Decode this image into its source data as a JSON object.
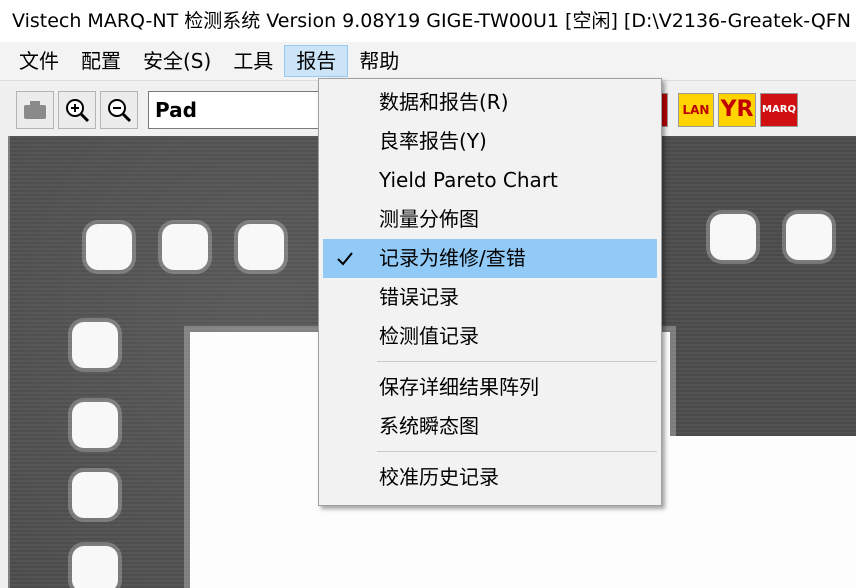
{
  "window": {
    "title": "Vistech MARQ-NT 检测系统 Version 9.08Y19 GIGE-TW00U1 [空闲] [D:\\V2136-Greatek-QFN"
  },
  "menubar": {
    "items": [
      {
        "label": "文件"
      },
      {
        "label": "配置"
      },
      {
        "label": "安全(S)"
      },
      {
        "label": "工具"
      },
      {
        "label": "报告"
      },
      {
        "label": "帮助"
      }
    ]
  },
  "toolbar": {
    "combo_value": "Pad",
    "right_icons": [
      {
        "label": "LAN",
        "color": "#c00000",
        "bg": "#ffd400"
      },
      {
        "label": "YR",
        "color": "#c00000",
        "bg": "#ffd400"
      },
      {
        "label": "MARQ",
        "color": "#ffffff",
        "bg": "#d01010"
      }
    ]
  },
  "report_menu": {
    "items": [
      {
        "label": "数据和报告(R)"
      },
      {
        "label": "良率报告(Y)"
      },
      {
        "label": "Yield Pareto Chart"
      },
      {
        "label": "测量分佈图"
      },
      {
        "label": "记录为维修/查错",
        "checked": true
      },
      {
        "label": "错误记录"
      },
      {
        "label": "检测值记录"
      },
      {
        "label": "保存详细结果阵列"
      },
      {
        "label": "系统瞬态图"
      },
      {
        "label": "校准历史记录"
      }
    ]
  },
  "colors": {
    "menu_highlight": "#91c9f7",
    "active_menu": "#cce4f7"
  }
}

• Prompt: List the lines of the entries that include "MARQ".

• Result:
    "title": "Vistech MARQ-NT 检测系统 Version 9.08Y19 GIGE-TW00U1 [空闲] [D:\\V2136-Greatek-QFN"
        "label": "MARQ",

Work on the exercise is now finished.